=== WHAT TO DO ===
Exactly repeat the material, dropping only the pictures.
***** RECORDS SUPPLIED
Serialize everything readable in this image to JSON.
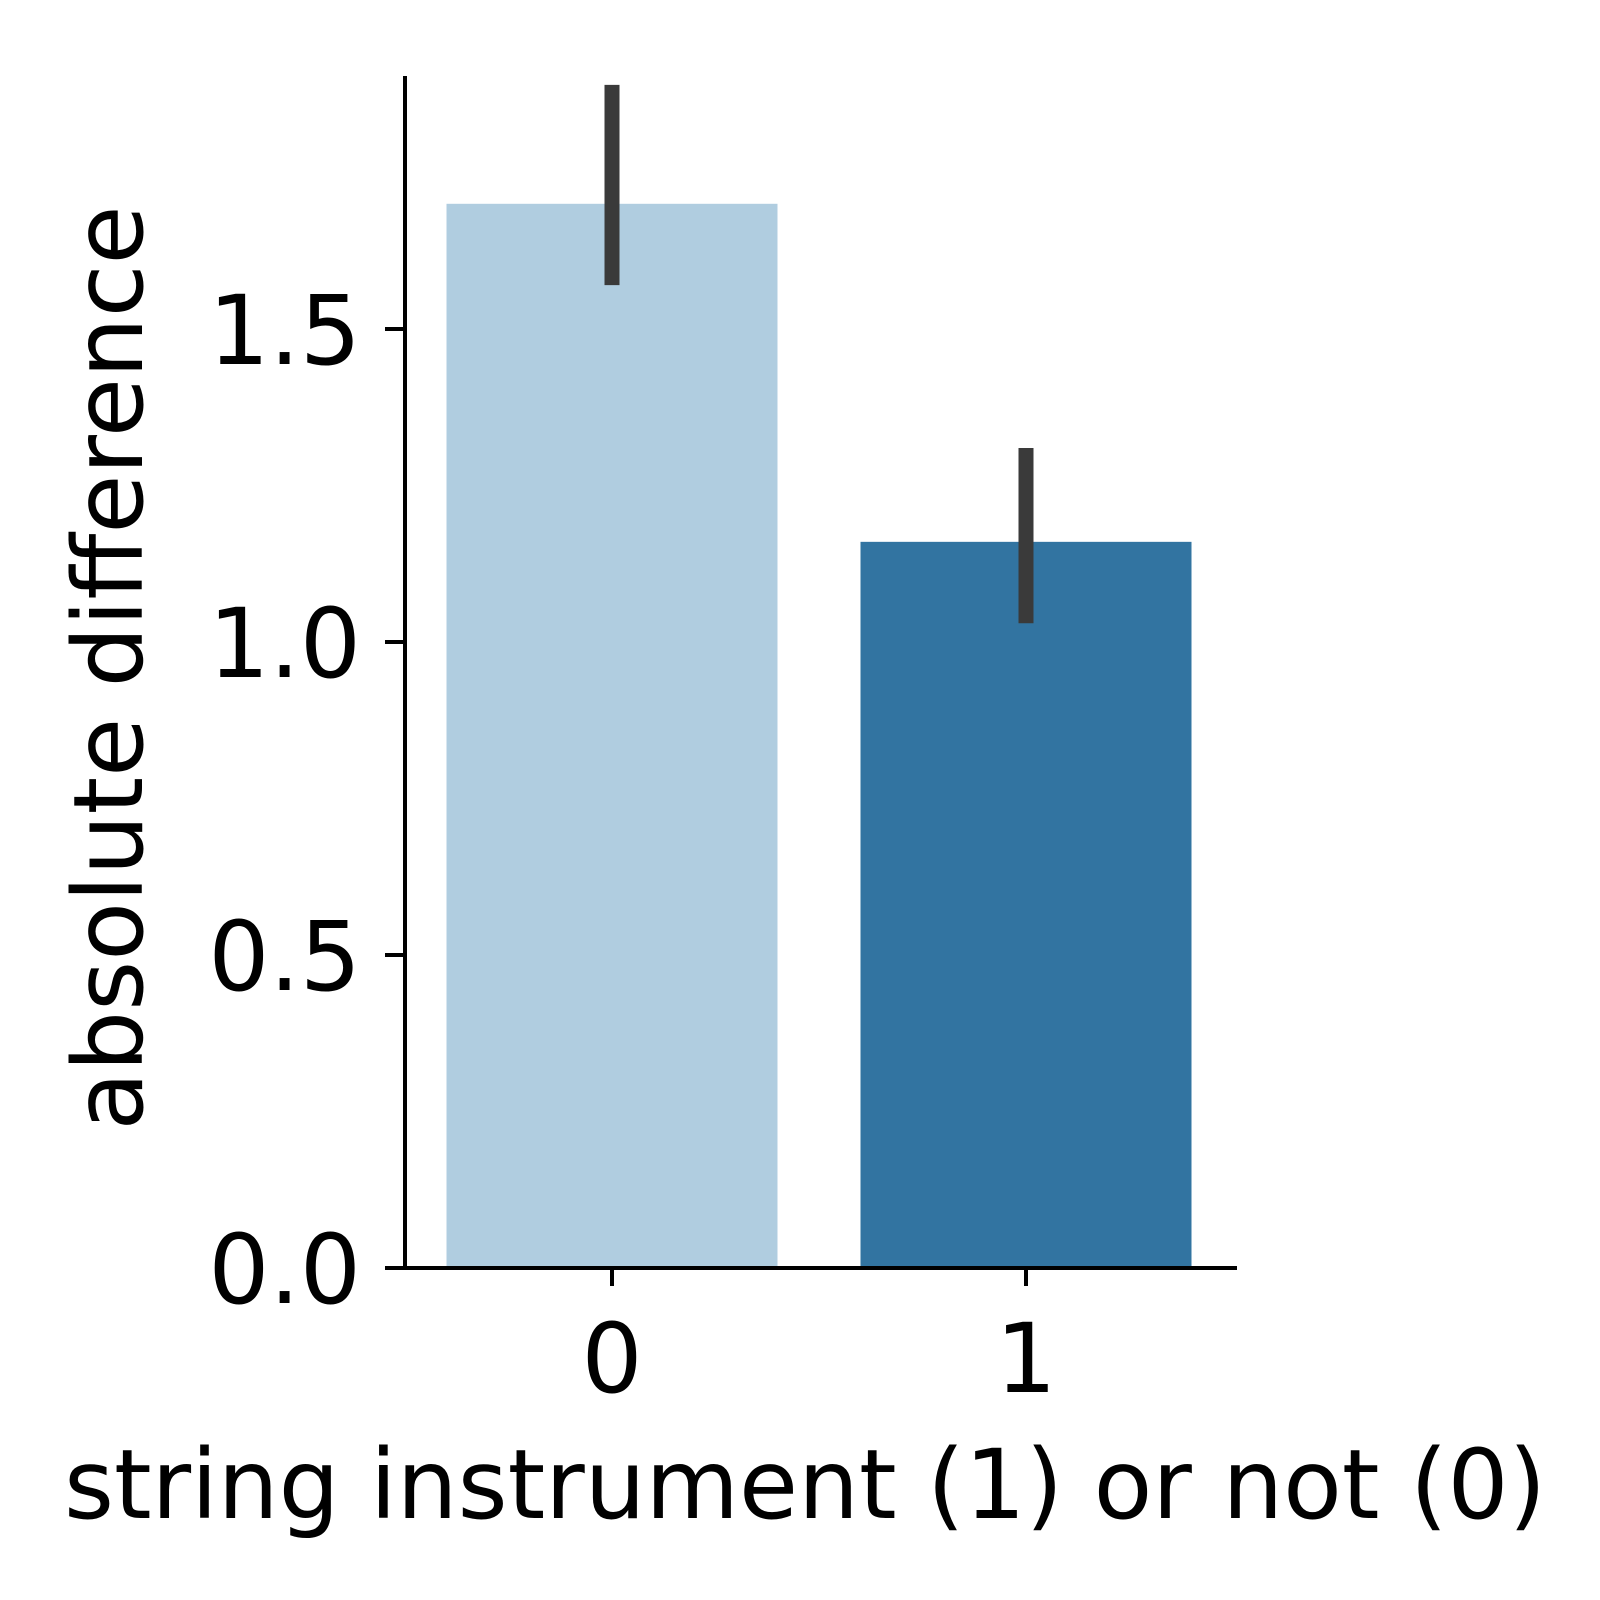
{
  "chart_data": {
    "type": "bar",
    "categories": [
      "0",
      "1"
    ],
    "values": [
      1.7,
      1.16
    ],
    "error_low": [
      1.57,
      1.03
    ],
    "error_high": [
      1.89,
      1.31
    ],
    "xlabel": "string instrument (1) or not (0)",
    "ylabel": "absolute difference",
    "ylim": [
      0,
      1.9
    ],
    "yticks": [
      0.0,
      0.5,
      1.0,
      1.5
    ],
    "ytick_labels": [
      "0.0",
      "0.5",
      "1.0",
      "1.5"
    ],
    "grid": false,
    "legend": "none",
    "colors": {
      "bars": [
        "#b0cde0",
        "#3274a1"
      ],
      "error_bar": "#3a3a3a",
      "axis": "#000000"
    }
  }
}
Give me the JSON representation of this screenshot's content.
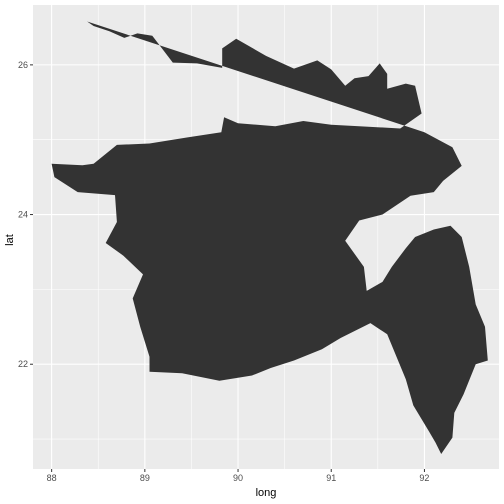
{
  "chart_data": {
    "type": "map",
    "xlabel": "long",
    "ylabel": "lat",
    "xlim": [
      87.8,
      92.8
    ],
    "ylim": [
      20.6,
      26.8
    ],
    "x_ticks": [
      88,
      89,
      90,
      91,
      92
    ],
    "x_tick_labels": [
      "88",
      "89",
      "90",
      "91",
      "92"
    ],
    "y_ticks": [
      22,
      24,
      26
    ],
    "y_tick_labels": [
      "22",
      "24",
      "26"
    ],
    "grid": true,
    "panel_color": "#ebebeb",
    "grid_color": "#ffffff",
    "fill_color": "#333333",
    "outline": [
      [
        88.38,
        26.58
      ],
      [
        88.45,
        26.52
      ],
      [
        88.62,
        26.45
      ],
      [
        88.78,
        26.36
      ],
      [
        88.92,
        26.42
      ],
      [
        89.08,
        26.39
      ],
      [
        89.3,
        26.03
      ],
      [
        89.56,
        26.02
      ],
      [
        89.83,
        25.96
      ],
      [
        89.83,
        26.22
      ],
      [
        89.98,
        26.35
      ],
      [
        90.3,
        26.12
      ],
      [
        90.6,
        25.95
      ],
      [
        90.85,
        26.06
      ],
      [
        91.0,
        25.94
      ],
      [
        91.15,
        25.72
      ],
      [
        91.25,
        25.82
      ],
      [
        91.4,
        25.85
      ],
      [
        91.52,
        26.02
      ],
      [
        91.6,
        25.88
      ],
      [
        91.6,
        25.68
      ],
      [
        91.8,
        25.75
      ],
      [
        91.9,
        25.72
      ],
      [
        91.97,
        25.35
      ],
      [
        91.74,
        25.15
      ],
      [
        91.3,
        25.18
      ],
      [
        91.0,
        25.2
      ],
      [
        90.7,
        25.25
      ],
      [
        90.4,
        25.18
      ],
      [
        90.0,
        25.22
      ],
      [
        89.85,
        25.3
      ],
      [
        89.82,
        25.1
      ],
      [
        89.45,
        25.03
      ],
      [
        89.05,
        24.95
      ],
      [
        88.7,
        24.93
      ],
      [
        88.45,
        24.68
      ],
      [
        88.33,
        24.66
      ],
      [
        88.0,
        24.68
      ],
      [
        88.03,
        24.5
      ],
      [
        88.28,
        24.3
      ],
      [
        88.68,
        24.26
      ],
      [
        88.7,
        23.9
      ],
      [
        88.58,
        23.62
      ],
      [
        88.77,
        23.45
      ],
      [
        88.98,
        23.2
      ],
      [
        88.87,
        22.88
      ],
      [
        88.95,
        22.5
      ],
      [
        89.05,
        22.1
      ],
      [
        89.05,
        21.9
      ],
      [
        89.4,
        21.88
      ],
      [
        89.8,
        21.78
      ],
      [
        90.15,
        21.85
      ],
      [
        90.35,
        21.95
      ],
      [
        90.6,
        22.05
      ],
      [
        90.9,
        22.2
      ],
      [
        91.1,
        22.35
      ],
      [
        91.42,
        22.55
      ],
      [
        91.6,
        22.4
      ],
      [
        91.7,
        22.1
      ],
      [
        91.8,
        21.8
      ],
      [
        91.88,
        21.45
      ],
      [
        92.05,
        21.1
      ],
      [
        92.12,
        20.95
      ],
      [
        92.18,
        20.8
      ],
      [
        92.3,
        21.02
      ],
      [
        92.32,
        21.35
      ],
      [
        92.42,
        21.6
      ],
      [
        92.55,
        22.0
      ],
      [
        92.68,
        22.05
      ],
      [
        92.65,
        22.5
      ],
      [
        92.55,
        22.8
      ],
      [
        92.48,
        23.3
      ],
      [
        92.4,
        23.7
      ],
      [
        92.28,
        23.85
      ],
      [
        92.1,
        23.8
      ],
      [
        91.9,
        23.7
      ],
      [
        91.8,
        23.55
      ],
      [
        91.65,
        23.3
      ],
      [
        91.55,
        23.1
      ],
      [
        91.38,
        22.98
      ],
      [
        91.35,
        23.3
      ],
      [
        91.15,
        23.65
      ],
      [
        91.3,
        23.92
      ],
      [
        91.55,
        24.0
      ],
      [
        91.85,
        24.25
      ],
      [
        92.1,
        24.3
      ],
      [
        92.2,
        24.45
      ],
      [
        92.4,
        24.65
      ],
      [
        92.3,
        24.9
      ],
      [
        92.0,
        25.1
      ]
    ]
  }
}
**********
=== EXERCISE RESPONSE ===
Serialize everything readable in this image to JSON.
{
  "chart_data": {
    "type": "bar",
    "categories": [
      "0",
      "1"
    ],
    "values": [
      1.7,
      1.16
    ],
    "error_low": [
      1.57,
      1.03
    ],
    "error_high": [
      1.89,
      1.31
    ],
    "xlabel": "string instrument (1) or not (0)",
    "ylabel": "absolute difference",
    "ylim": [
      0,
      1.9
    ],
    "yticks": [
      0.0,
      0.5,
      1.0,
      1.5
    ],
    "ytick_labels": [
      "0.0",
      "0.5",
      "1.0",
      "1.5"
    ],
    "grid": false,
    "legend": "none",
    "colors": {
      "bars": [
        "#b0cde0",
        "#3274a1"
      ],
      "error_bar": "#3a3a3a",
      "axis": "#000000"
    }
  }
}
Give me the JSON representation of this screenshot's content.
{
  "chart_data": {
    "type": "map",
    "xlabel": "long",
    "ylabel": "lat",
    "xlim": [
      87.8,
      92.8
    ],
    "ylim": [
      20.6,
      26.8
    ],
    "x_ticks": [
      88,
      89,
      90,
      91,
      92
    ],
    "x_tick_labels": [
      "88",
      "89",
      "90",
      "91",
      "92"
    ],
    "y_ticks": [
      22,
      24,
      26
    ],
    "y_tick_labels": [
      "22",
      "24",
      "26"
    ],
    "grid": true,
    "panel_color": "#ebebeb",
    "grid_color": "#ffffff",
    "fill_color": "#333333",
    "outline": [
      [
        88.38,
        26.58
      ],
      [
        88.45,
        26.52
      ],
      [
        88.62,
        26.45
      ],
      [
        88.78,
        26.36
      ],
      [
        88.92,
        26.42
      ],
      [
        89.08,
        26.39
      ],
      [
        89.3,
        26.03
      ],
      [
        89.56,
        26.02
      ],
      [
        89.83,
        25.96
      ],
      [
        89.83,
        26.22
      ],
      [
        89.98,
        26.35
      ],
      [
        90.3,
        26.12
      ],
      [
        90.6,
        25.95
      ],
      [
        90.85,
        26.06
      ],
      [
        91.0,
        25.94
      ],
      [
        91.15,
        25.72
      ],
      [
        91.25,
        25.82
      ],
      [
        91.4,
        25.85
      ],
      [
        91.52,
        26.02
      ],
      [
        91.6,
        25.88
      ],
      [
        91.6,
        25.68
      ],
      [
        91.8,
        25.75
      ],
      [
        91.9,
        25.72
      ],
      [
        91.97,
        25.35
      ],
      [
        91.74,
        25.15
      ],
      [
        91.3,
        25.18
      ],
      [
        91.0,
        25.2
      ],
      [
        90.7,
        25.25
      ],
      [
        90.4,
        25.18
      ],
      [
        90.0,
        25.22
      ],
      [
        89.85,
        25.3
      ],
      [
        89.82,
        25.1
      ],
      [
        89.45,
        25.03
      ],
      [
        89.05,
        24.95
      ],
      [
        88.7,
        24.93
      ],
      [
        88.45,
        24.68
      ],
      [
        88.33,
        24.66
      ],
      [
        88.0,
        24.68
      ],
      [
        88.03,
        24.5
      ],
      [
        88.28,
        24.3
      ],
      [
        88.68,
        24.26
      ],
      [
        88.7,
        23.9
      ],
      [
        88.58,
        23.62
      ],
      [
        88.77,
        23.45
      ],
      [
        88.98,
        23.2
      ],
      [
        88.87,
        22.88
      ],
      [
        88.95,
        22.5
      ],
      [
        89.05,
        22.1
      ],
      [
        89.05,
        21.9
      ],
      [
        89.4,
        21.88
      ],
      [
        89.8,
        21.78
      ],
      [
        90.15,
        21.85
      ],
      [
        90.35,
        21.95
      ],
      [
        90.6,
        22.05
      ],
      [
        90.9,
        22.2
      ],
      [
        91.1,
        22.35
      ],
      [
        91.42,
        22.55
      ],
      [
        91.6,
        22.4
      ],
      [
        91.7,
        22.1
      ],
      [
        91.8,
        21.8
      ],
      [
        91.88,
        21.45
      ],
      [
        92.05,
        21.1
      ],
      [
        92.12,
        20.95
      ],
      [
        92.18,
        20.8
      ],
      [
        92.3,
        21.02
      ],
      [
        92.32,
        21.35
      ],
      [
        92.42,
        21.6
      ],
      [
        92.55,
        22.0
      ],
      [
        92.68,
        22.05
      ],
      [
        92.65,
        22.5
      ],
      [
        92.55,
        22.8
      ],
      [
        92.48,
        23.3
      ],
      [
        92.4,
        23.7
      ],
      [
        92.28,
        23.85
      ],
      [
        92.1,
        23.8
      ],
      [
        91.9,
        23.7
      ],
      [
        91.8,
        23.55
      ],
      [
        91.65,
        23.3
      ],
      [
        91.55,
        23.1
      ],
      [
        91.38,
        22.98
      ],
      [
        91.35,
        23.3
      ],
      [
        91.15,
        23.65
      ],
      [
        91.3,
        23.92
      ],
      [
        91.55,
        24.0
      ],
      [
        91.85,
        24.25
      ],
      [
        92.1,
        24.3
      ],
      [
        92.2,
        24.45
      ],
      [
        92.4,
        24.65
      ],
      [
        92.3,
        24.9
      ],
      [
        92.0,
        25.1
      ]
    ]
  }
}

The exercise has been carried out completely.